Exercise description —
Write out the items again, substituting "bin-icon" for every "trash-icon" and leaving everything else as it is. Omit the pictures from your answer.

* START Material shown *

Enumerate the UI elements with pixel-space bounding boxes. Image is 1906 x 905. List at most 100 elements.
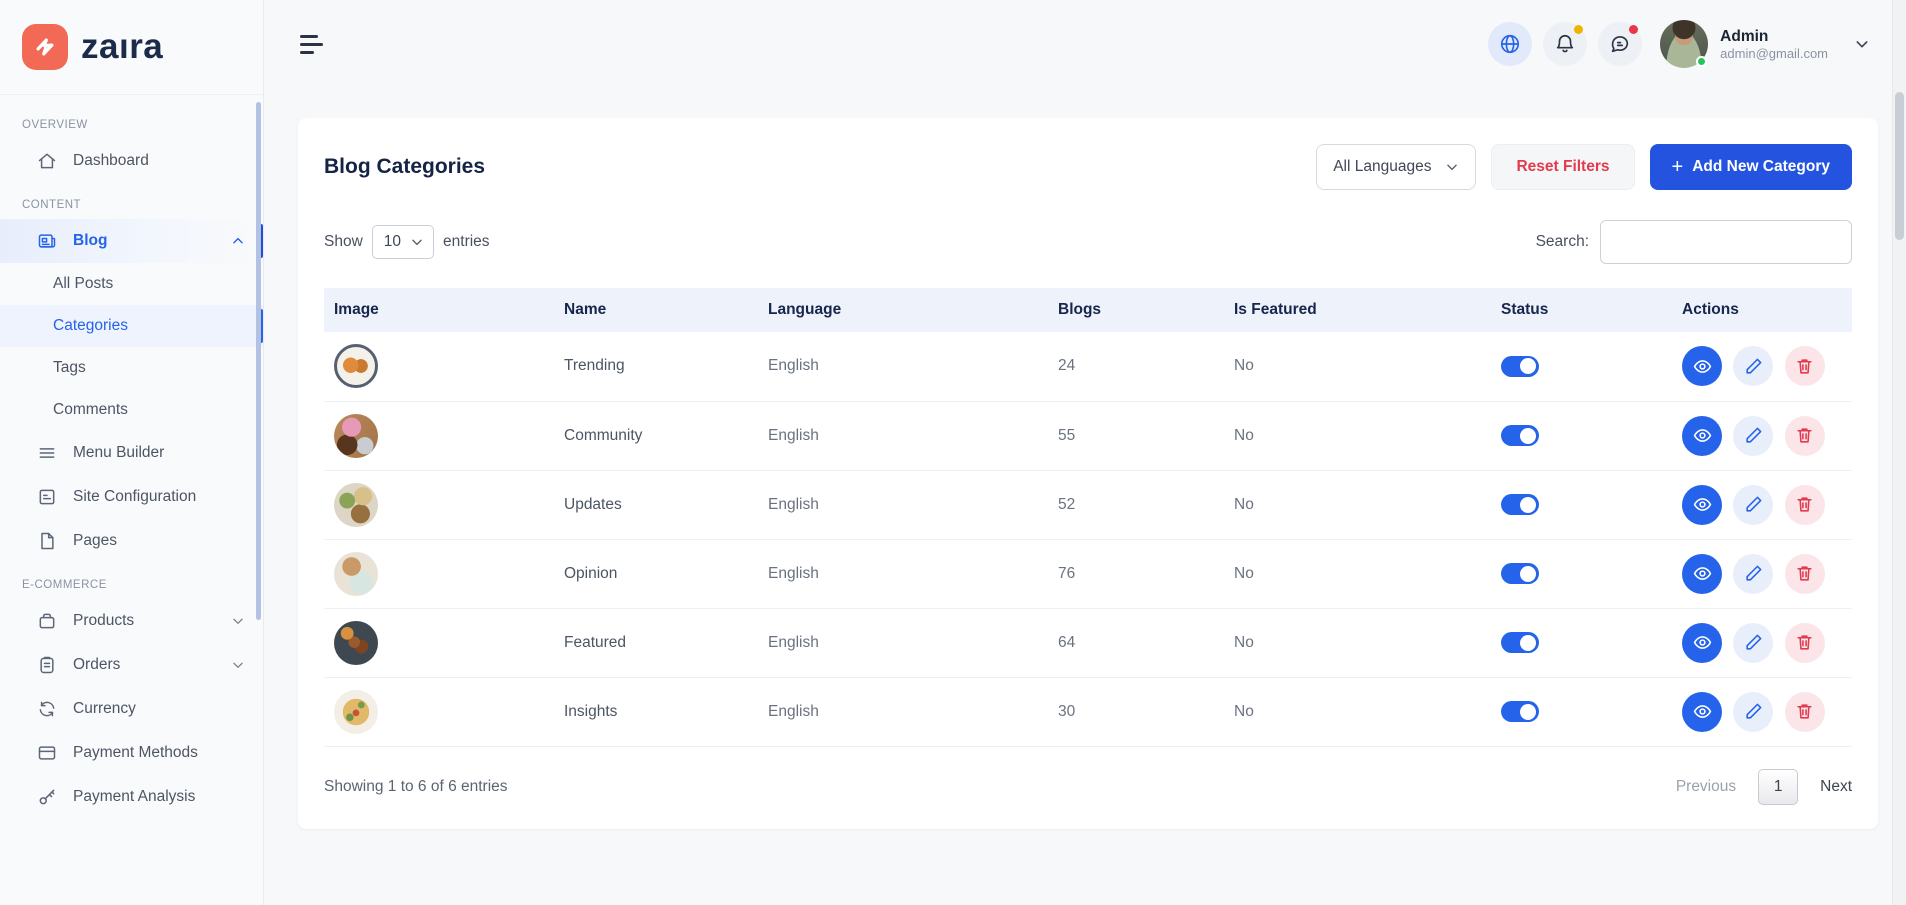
column-header-status: Status [1491, 288, 1672, 332]
search-input[interactable] [1600, 220, 1852, 264]
sidebar-item-label: Currency [73, 700, 136, 718]
table-row: Updates English 52 No [324, 470, 1852, 539]
sidebar-item-tags[interactable]: Tags [0, 347, 263, 389]
next-page-button[interactable]: Next [1820, 778, 1852, 796]
blog-categories-card: Blog Categories All Languages Reset Filt… [298, 118, 1878, 829]
sidebar-item-payment-methods[interactable]: Payment Methods [0, 731, 263, 775]
sidebar-item-blog[interactable]: Blog [0, 219, 263, 263]
sidebar-item-label: Pages [73, 532, 117, 550]
category-image [334, 552, 378, 596]
entries-summary: Showing 1 to 6 of 6 entries [324, 778, 508, 796]
category-blogs-count: 76 [1048, 539, 1224, 608]
sidebar-item-comments[interactable]: Comments [0, 389, 263, 431]
pencil-icon [1744, 633, 1763, 652]
page-scrollbar-thumb[interactable] [1895, 92, 1904, 240]
sidebar-item-categories[interactable]: Categories [0, 305, 263, 347]
hamburger-menu-icon[interactable] [300, 35, 323, 54]
menu-lines-icon [37, 443, 57, 463]
view-button[interactable] [1682, 485, 1722, 525]
edit-button[interactable] [1733, 416, 1773, 456]
view-button[interactable] [1682, 623, 1722, 663]
pencil-icon [1744, 357, 1763, 376]
sidebar-item-currency[interactable]: Currency [0, 687, 263, 731]
delete-button[interactable] [1785, 554, 1825, 594]
view-button[interactable] [1682, 692, 1722, 732]
status-toggle[interactable] [1501, 632, 1539, 653]
view-button[interactable] [1682, 416, 1722, 456]
edit-button[interactable] [1733, 346, 1773, 386]
previous-page-button[interactable]: Previous [1676, 778, 1736, 796]
category-name: Updates [554, 470, 758, 539]
sidebar-item-payment-analysis[interactable]: Payment Analysis [0, 775, 263, 819]
sidebar-item-all-posts[interactable]: All Posts [0, 263, 263, 305]
key-icon [37, 787, 57, 807]
language-filter-value: All Languages [1333, 158, 1431, 176]
user-menu[interactable]: Admin admin@gmail.com [1660, 20, 1870, 68]
edit-button[interactable] [1733, 623, 1773, 663]
globe-icon [1499, 33, 1521, 55]
eye-icon [1693, 357, 1712, 376]
chevron-down-icon[interactable] [1854, 36, 1870, 52]
app-window: zaıra OVERVIEW Dashboard CONTENT Blog Al… [0, 0, 1906, 905]
sidebar-scrollbar[interactable] [256, 102, 261, 620]
status-toggle[interactable] [1501, 356, 1539, 377]
table-row: Featured English 64 No [324, 608, 1852, 677]
table-row: Insights English 30 No [324, 677, 1852, 746]
edit-button[interactable] [1733, 692, 1773, 732]
category-language: English [758, 677, 1048, 746]
column-header-is-featured: Is Featured [1224, 288, 1491, 332]
view-button[interactable] [1682, 346, 1722, 386]
sidebar-item-menu-builder[interactable]: Menu Builder [0, 431, 263, 475]
column-header-actions: Actions [1672, 288, 1852, 332]
status-toggle[interactable] [1501, 563, 1539, 584]
category-name: Insights [554, 677, 758, 746]
sidebar-item-pages[interactable]: Pages [0, 519, 263, 563]
delete-button[interactable] [1785, 692, 1825, 732]
category-language: English [758, 332, 1048, 401]
delete-button[interactable] [1785, 346, 1825, 386]
page-number-button[interactable]: 1 [1758, 769, 1798, 805]
view-button[interactable] [1682, 554, 1722, 594]
pagination: Previous 1 Next [1676, 769, 1852, 805]
clipboard-icon [37, 655, 57, 675]
edit-button[interactable] [1733, 554, 1773, 594]
chevron-up-icon [231, 234, 245, 248]
delete-button[interactable] [1785, 416, 1825, 456]
reset-filters-button[interactable]: Reset Filters [1491, 144, 1634, 190]
category-name: Opinion [554, 539, 758, 608]
delete-button[interactable] [1785, 485, 1825, 525]
entries-label: entries [443, 233, 490, 251]
sidebar-item-label: Dashboard [73, 152, 149, 170]
status-toggle[interactable] [1501, 701, 1539, 722]
sidebar-item-orders[interactable]: Orders [0, 643, 263, 687]
eye-icon [1693, 426, 1712, 445]
language-globe-button[interactable] [1488, 22, 1532, 66]
status-toggle[interactable] [1501, 494, 1539, 515]
sidebar-item-products[interactable]: Products [0, 599, 263, 643]
status-toggle[interactable] [1501, 425, 1539, 446]
delete-button[interactable] [1785, 623, 1825, 663]
newspaper-icon [37, 231, 57, 251]
notifications-button[interactable] [1543, 22, 1587, 66]
edit-button[interactable] [1733, 485, 1773, 525]
show-label: Show [324, 233, 363, 251]
messages-button[interactable] [1598, 22, 1642, 66]
notification-badge [1574, 25, 1583, 34]
sidebar-item-dashboard[interactable]: Dashboard [0, 139, 263, 183]
box-icon [37, 611, 57, 631]
sidebar-item-site-configuration[interactable]: Site Configuration [0, 475, 263, 519]
trash-icon [1795, 426, 1814, 445]
add-new-category-button[interactable]: + Add New Category [1650, 144, 1853, 190]
brand-logo[interactable]: zaıra [0, 0, 263, 95]
credit-card-icon [37, 743, 57, 763]
category-image [334, 344, 378, 388]
chevron-down-icon [231, 658, 245, 672]
language-filter-select[interactable]: All Languages [1316, 144, 1476, 190]
sidebar-item-label: Products [73, 612, 134, 630]
trash-icon [1795, 702, 1814, 721]
page-size-select[interactable]: 10 [372, 225, 434, 259]
page-scrollbar[interactable] [1892, 0, 1906, 905]
column-header-language: Language [758, 288, 1048, 332]
pencil-icon [1744, 702, 1763, 721]
sidebar: zaıra OVERVIEW Dashboard CONTENT Blog Al… [0, 0, 264, 905]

* END Material shown *

Final answer —
Enumerate the UI elements with pixel-space bounding boxes. Image is 1906 x 905. List at most 100 elements.
column-header-status: Status [1491, 288, 1672, 332]
search-input[interactable] [1600, 220, 1852, 264]
sidebar-item-label: Currency [73, 700, 136, 718]
table-row: Updates English 52 No [324, 470, 1852, 539]
sidebar-item-tags[interactable]: Tags [0, 347, 263, 389]
next-page-button[interactable]: Next [1820, 778, 1852, 796]
blog-categories-card: Blog Categories All Languages Reset Filt… [298, 118, 1878, 829]
sidebar-item-payment-methods[interactable]: Payment Methods [0, 731, 263, 775]
sidebar-item-blog[interactable]: Blog [0, 219, 263, 263]
sidebar-item-label: Pages [73, 532, 117, 550]
category-image [334, 552, 378, 596]
entries-summary: Showing 1 to 6 of 6 entries [324, 778, 508, 796]
category-blogs-count: 76 [1048, 539, 1224, 608]
sidebar-item-comments[interactable]: Comments [0, 389, 263, 431]
pencil-icon [1744, 633, 1763, 652]
page-scrollbar-thumb[interactable] [1895, 92, 1904, 240]
sidebar-item-categories[interactable]: Categories [0, 305, 263, 347]
hamburger-menu-icon[interactable] [300, 35, 323, 54]
menu-lines-icon [37, 443, 57, 463]
view-button[interactable] [1682, 485, 1722, 525]
edit-button[interactable] [1733, 416, 1773, 456]
view-button[interactable] [1682, 623, 1722, 663]
pencil-icon [1744, 357, 1763, 376]
sidebar-item-currency[interactable]: Currency [0, 687, 263, 731]
delete-button[interactable] [1785, 554, 1825, 594]
view-button[interactable] [1682, 692, 1722, 732]
status-toggle[interactable] [1501, 632, 1539, 653]
view-button[interactable] [1682, 416, 1722, 456]
edit-button[interactable] [1733, 346, 1773, 386]
previous-page-button[interactable]: Previous [1676, 778, 1736, 796]
category-name: Updates [554, 470, 758, 539]
sidebar-item-payment-analysis[interactable]: Payment Analysis [0, 775, 263, 819]
sidebar-item-all-posts[interactable]: All Posts [0, 263, 263, 305]
key-icon [37, 787, 57, 807]
language-filter-value: All Languages [1333, 158, 1431, 176]
user-menu[interactable]: Admin admin@gmail.com [1660, 20, 1870, 68]
edit-button[interactable] [1733, 623, 1773, 663]
globe-icon [1499, 33, 1521, 55]
eye-icon [1693, 357, 1712, 376]
chevron-down-icon[interactable] [1854, 36, 1870, 52]
app-window: zaıra OVERVIEW Dashboard CONTENT Blog Al… [0, 0, 1906, 905]
sidebar-scrollbar[interactable] [256, 102, 261, 620]
status-toggle[interactable] [1501, 356, 1539, 377]
table-row: Featured English 64 No [324, 608, 1852, 677]
table-row: Insights English 30 No [324, 677, 1852, 746]
edit-button[interactable] [1733, 692, 1773, 732]
category-language: English [758, 677, 1048, 746]
column-header-is-featured: Is Featured [1224, 288, 1491, 332]
view-button[interactable] [1682, 346, 1722, 386]
sidebar-item-menu-builder[interactable]: Menu Builder [0, 431, 263, 475]
column-header-actions: Actions [1672, 288, 1852, 332]
status-toggle[interactable] [1501, 563, 1539, 584]
category-name: Insights [554, 677, 758, 746]
sidebar-item-pages[interactable]: Pages [0, 519, 263, 563]
delete-button[interactable] [1785, 692, 1825, 732]
category-language: English [758, 332, 1048, 401]
delete-button[interactable] [1785, 346, 1825, 386]
page-number-button[interactable]: 1 [1758, 769, 1798, 805]
view-button[interactable] [1682, 554, 1722, 594]
pagination: Previous 1 Next [1676, 769, 1852, 805]
clipboard-icon [37, 655, 57, 675]
edit-button[interactable] [1733, 554, 1773, 594]
chevron-up-icon [231, 234, 245, 248]
delete-button[interactable] [1785, 416, 1825, 456]
reset-filters-button[interactable]: Reset Filters [1491, 144, 1634, 190]
category-name: Opinion [554, 539, 758, 608]
delete-button[interactable] [1785, 485, 1825, 525]
entries-label: entries [443, 233, 490, 251]
sidebar-item-label: Dashboard [73, 152, 149, 170]
status-toggle[interactable] [1501, 701, 1539, 722]
sidebar-item-orders[interactable]: Orders [0, 643, 263, 687]
eye-icon [1693, 426, 1712, 445]
language-globe-button[interactable] [1488, 22, 1532, 66]
status-toggle[interactable] [1501, 494, 1539, 515]
sidebar-item-products[interactable]: Products [0, 599, 263, 643]
status-toggle[interactable] [1501, 425, 1539, 446]
delete-button[interactable] [1785, 623, 1825, 663]
newspaper-icon [37, 231, 57, 251]
notifications-button[interactable] [1543, 22, 1587, 66]
edit-button[interactable] [1733, 485, 1773, 525]
show-label: Show [324, 233, 363, 251]
messages-button[interactable] [1598, 22, 1642, 66]
notification-badge [1574, 25, 1583, 34]
sidebar-item-dashboard[interactable]: Dashboard [0, 139, 263, 183]
box-icon [37, 611, 57, 631]
sidebar-item-site-configuration[interactable]: Site Configuration [0, 475, 263, 519]
bin-icon [1795, 426, 1814, 445]
add-new-category-button[interactable]: + Add New Category [1650, 144, 1853, 190]
brand-logo[interactable]: zaıra [0, 0, 263, 95]
credit-card-icon [37, 743, 57, 763]
category-image [334, 344, 378, 388]
chevron-down-icon [231, 658, 245, 672]
language-filter-select[interactable]: All Languages [1316, 144, 1476, 190]
sidebar-item-label: Products [73, 612, 134, 630]
bin-icon [1795, 702, 1814, 721]
page-size-select[interactable]: 10 [372, 225, 434, 259]
page-scrollbar[interactable] [1892, 0, 1906, 905]
column-header-language: Language [758, 288, 1048, 332]
pencil-icon [1744, 702, 1763, 721]
sidebar: zaıra OVERVIEW Dashboard CONTENT Blog Al… [0, 0, 264, 905]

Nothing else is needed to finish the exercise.